[Data]:

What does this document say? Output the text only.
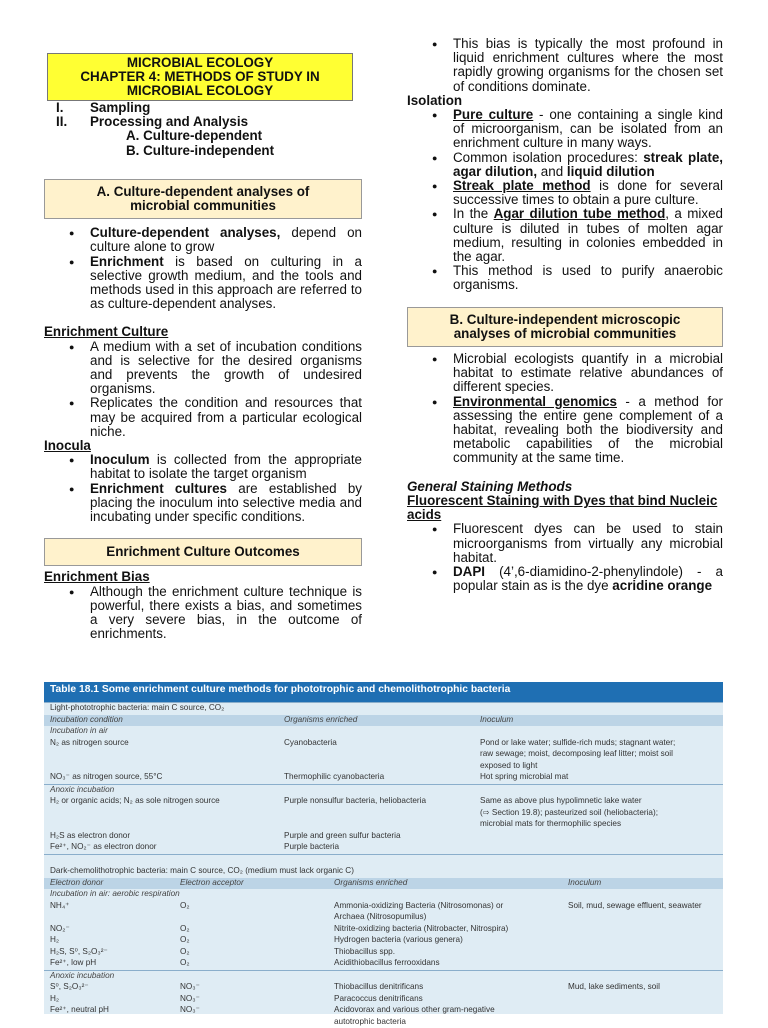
MICROBIAL ECOLOGY
CHAPTER 4: METHODS OF STUDY IN
MICROBIAL ECOLOGY
I.	Sampling
II.	Processing and Analysis
A. Culture-dependent
B. Culture-independent
A. Culture-dependent analyses of
microbial communities
● Culture-dependent analyses, depend on culture alone to grow
● Enrichment is based on culturing in a selective growth medium, and the tools and methods used in this approach are referred to as culture-dependent analyses.
Enrichment Culture
● A medium with a set of incubation conditions and is selective for the desired organisms and prevents the growth of undesired organisms.
● Replicates the condition and resources that may be acquired from a particular ecological niche.
Inocula
● Inoculum is collected from the appropriate habitat to isolate the target organism
● Enrichment cultures are established by placing the inoculum into selective media and incubating under specific conditions.
Enrichment Culture Outcomes
Enrichment Bias
● Although the enrichment culture technique is powerful, there exists a bias, and sometimes a very severe bias, in the outcome of enrichments.
● This bias is typically the most profound in liquid enrichment cultures where the most rapidly growing organisms for the chosen set of conditions dominate.
Isolation
● Pure culture - one containing a single kind of microorganism, can be isolated from an enrichment culture in many ways.
● Common isolation procedures: streak plate, agar dilution, and liquid dilution
● Streak plate method is done for several successive times to obtain a pure culture.
● In the Agar dilution tube method, a mixed culture is diluted in tubes of molten agar medium, resulting in colonies embedded in the agar.
● This method is used to purify anaerobic organisms.
B. Culture-independent microscopic
analyses of microbial communities
● Microbial ecologists quantify in a microbial habitat to estimate relative abundances of different species.
● Environmental genomics - a method for assessing the entire gene complement of a habitat, revealing both the biodiversity and metabolic capabilities of the microbial community at the same time.
General Staining Methods
Fluorescent Staining with Dyes that bind Nucleic acids
● Fluorescent dyes can be used to stain microorganisms from virtually any microbial habitat.
● DAPI (4’,6-diamidino-2-phenylindole) - a popular stain as is the dye acridine orange
Table 18.1 Some enrichment culture methods for phototrophic and chemolithotrophic bacteria
Light-phototrophic bacteria: main C source, CO₂
Incubation condition	Organisms enriched	Inoculum
Incubation in air
N₂ as nitrogen source	Cyanobacteria	Pond or lake water; sulfide-rich muds; stagnant water;
raw sewage; moist, decomposing leaf litter; moist soil
exposed to light
NO₃⁻ as nitrogen source, 55°C	Thermophilic cyanobacteria	Hot spring microbial mat
Anoxic incubation
H₂ or organic acids; N₂ as sole nitrogen source	Purple nonsulfur bacteria, heliobacteria	Same as above plus hypolimnetic lake water
(⇨ Section 19.8); pasteurized soil (heliobacteria);
microbial mats for thermophilic species
H₂S as electron donor	Purple and green sulfur bacteria
Fe²⁺, NO₂⁻ as electron donor	Purple bacteria
Dark-chemolithotrophic bacteria: main C source, CO₂ (medium must lack organic C)
Electron donor	Electron acceptor	Organisms enriched	Inoculum
Incubation in air: aerobic respiration
NH₄⁺	O₂	Ammonia-oxidizing Bacteria (Nitrosomonas) or	Soil, mud, sewage effluent, seawater
Archaea (Nitrosopumilus)
NO₂⁻	O₂	Nitrite-oxidizing bacteria (Nitrobacter, Nitrospira)
H₂	O₂	Hydrogen bacteria (various genera)
H₂S, S⁰, S₂O₃²⁻	O₂	Thiobacillus spp.
Fe²⁺, low pH	O₂	Acidithiobacillus ferrooxidans
Anoxic incubation
S⁰, S₂O₃²⁻	NO₃⁻	Thiobacillus denitrificans	Mud, lake sediments, soil
H₂	NO₃⁻	Paracoccus denitrificans
Fe²⁺, neutral pH	NO₃⁻	Acidovorax and various other gram-negative
autotrophic bacteria
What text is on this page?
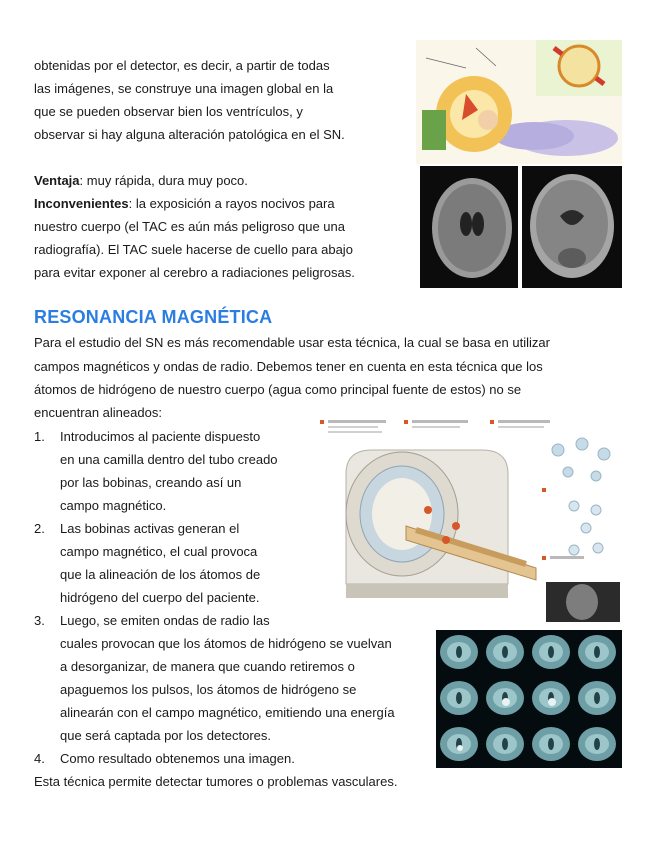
obtenidas por el detector, es decir, a partir de todas

las imágenes, se construye una imagen global en la

que se pueden observar bien los ventrículos, y

observar si hay alguna alteración patológica en el SN.

Ventaja: muy rápida, dura muy poco.

Inconvenientes: la exposición a rayos nocivos para

nuestro cuerpo (el TAC es aún más peligroso que una

radiografía). El TAC suele hacerse de cuello para abajo

para evitar exponer al cerebro a radiaciones peligrosas.

RESONANCIA MAGNÉTICA

Para el estudio del SN es más recomendable usar esta técnica, la cual se basa en utilizar

campos magnéticos y ondas de radio. Debemos tener en cuenta en esta técnica que los

átomos de hidrógeno de nuestro cuerpo (agua como principal fuente de estos) no se

encuentran alineados:

1. Introducimos al paciente dispuesto
en una camilla dentro del tubo creado
por las bobinas, creando así un
campo magnético.
2. Las bobinas activas generan el
campo magnético, el cual provoca
que la alineación de los átomos de
hidrógeno del cuerpo del paciente.
3. Luego, se emiten ondas de radio las
cuales provocan que los átomos de hidrógeno se vuelvan
a desorganizar, de manera que cuando retiremos o
apaguemos los pulsos, los átomos de hidrógeno se
alinearán con el campo magnético, emitiendo una energía
que será captada por los detectores.
4. Como resultado obtenemos una imagen.

Esta técnica permite detectar tumores o problemas vasculares.
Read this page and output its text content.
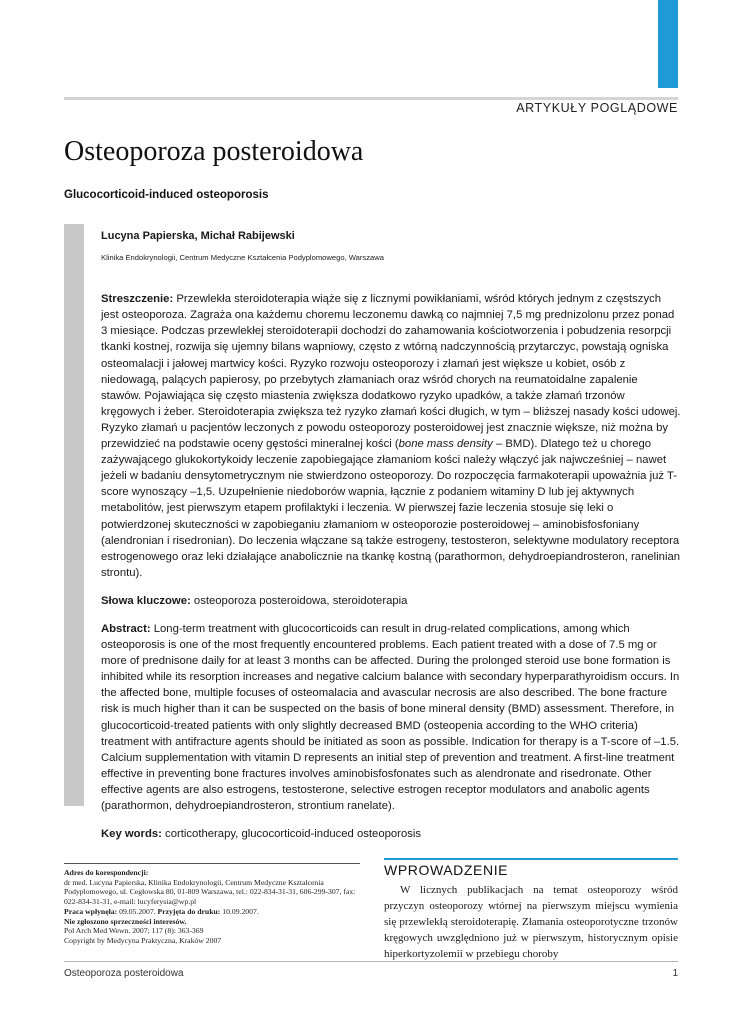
ARTYKUŁY POGLĄDOWE
Osteoporoza posteroidowa
Glucocorticoid-induced osteoporosis
Lucyna Papierska, Michał Rabijewski
Klinika Endokrynologii, Centrum Medyczne Kształcenia Podyplomowego, Warszawa
Streszczenie: Przewlekła steroidoterapia wiąże się z licznymi powikłaniami, wśród których jednym z częstszych jest osteoporoza. Zagraża ona każdemu choremu leczonemu dawką co najmniej 7,5 mg prednizolonu przez ponad 3 miesiące. Podczas przewlekłej steroidoterapii dochodzi do zahamowania kościotworzenia i pobudzenia resorpcji tkanki kostnej, rozwija się ujemny bilans wapniowy, często z wtórną nadczynnością przytarczyc, powstają ogniska osteomalacji i jałowej martwicy kości. Ryzyko rozwoju osteoporozy i złamań jest większe u kobiet, osób z niedowagą, palących papierosy, po przebytych złamaniach oraz wśród chorych na reumatoidalne zapalenie stawów. Pojawiająca się często miastenia zwiększa dodatkowo ryzyko upadków, a także złamań trzonów kręgowych i żeber. Steroidoterapia zwiększa też ryzyko złamań kości długich, w tym – bliższej nasady kości udowej. Ryzyko złamań u pacjentów leczonych z powodu osteoporozy posteroidowej jest znacznie większe, niż można by przewidzieć na podstawie oceny gęstości mineralnej kości (bone mass density – BMD). Dlatego też u chorego zażywającego glukokortykoidy leczenie zapobiegające złamaniom kości należy włączyć jak najwcześniej – nawet jeżeli w badaniu densytometrycznym nie stwierdzono osteoporozy. Do rozpoczęcia farmakoterapii upoważnia już T-score wynoszący –1,5. Uzupełnienie niedoborów wapnia, łącznie z podaniem witaminy D lub jej aktywnych metabolitów, jest pierwszym etapem profilaktyki i leczenia. W pierwszej fazie leczenia stosuje się leki o potwierdzonej skuteczności w zapobieganiu złamaniom w osteoporozie posteroidowej – aminobisfosfoniany (alendronian i risedronian). Do leczenia włączane są także estrogeny, testosteron, selektywne modulatory receptora estrogenowego oraz leki działające anabolicznie na tkankę kostną (parathormon, dehydroepiandrosteron, ranelinian strontu).
Słowa kluczowe: osteoporoza posteroidowa, steroidoterapia
Abstract: Long-term treatment with glucocorticoids can result in drug-related complications, among which osteoporosis is one of the most frequently encountered problems. Each patient treated with a dose of 7.5 mg or more of prednisone daily for at least 3 months can be affected. During the prolonged steroid use bone formation is inhibited while its resorption increases and negative calcium balance with secondary hyperparathyroidism occurs. In the affected bone, multiple focuses of osteomalacia and avascular necrosis are also described. The bone fracture risk is much higher than it can be suspected on the basis of bone mineral density (BMD) assessment. Therefore, in glucocorticoid-treated patients with only slightly decreased BMD (osteopenia according to the WHO criteria) treatment with antifracture agents should be initiated as soon as possible. Indication for therapy is a T-score of –1.5. Calcium supplementation with vitamin D represents an initial step of prevention and treatment. A first-line treatment effective in preventing bone fractures involves aminobisfosfonates such as alendronate and risedronate. Other effective agents are also estrogens, testosterone, selective estrogen receptor modulators and anabolic agents (parathormon, dehydroepiandrosteron, strontium ranelate).
Key words: corticotherapy, glucocorticoid-induced osteoporosis
Adres do korespondencji:
dr med. Lucyna Papierska, Klinika Endokrynologii, Centrum Medyczne Kształcenia Podyplomowego, ul. Cegłowska 80, 01-809 Warszawa, tel.: 022-834-31-31, 606-299-307, fax: 022-834-31-31, e-mail: lucyferysia@wp.pl
Praca wpłynęła: 09.05.2007. Przyjęta do druku: 10.09.2007.
Nie zgłoszono sprzeczności interesów.
Pol Arch Med Wewn. 2007; 117 (8): 363-369
Copyright by Medycyna Praktyczna, Kraków 2007
WPROWADZENIE

W licznych publikacjach na temat osteoporozy wśród przyczyn osteoporozy wtórnej na pierwszym miejscu wymienia się przewlekłą steroidoterapię. Złamania osteoporotyczne trzonów kręgowych uwzględniono już w pierwszym, historycznym opisie hiperkortyzolemii w przebiegu choroby

Osteoporoza posteroidowa	1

[What to do]:
What is the number of lines in the records above that include the word "S₂O₃²"? Reply with that number and nothing more.

[Answer below]:
2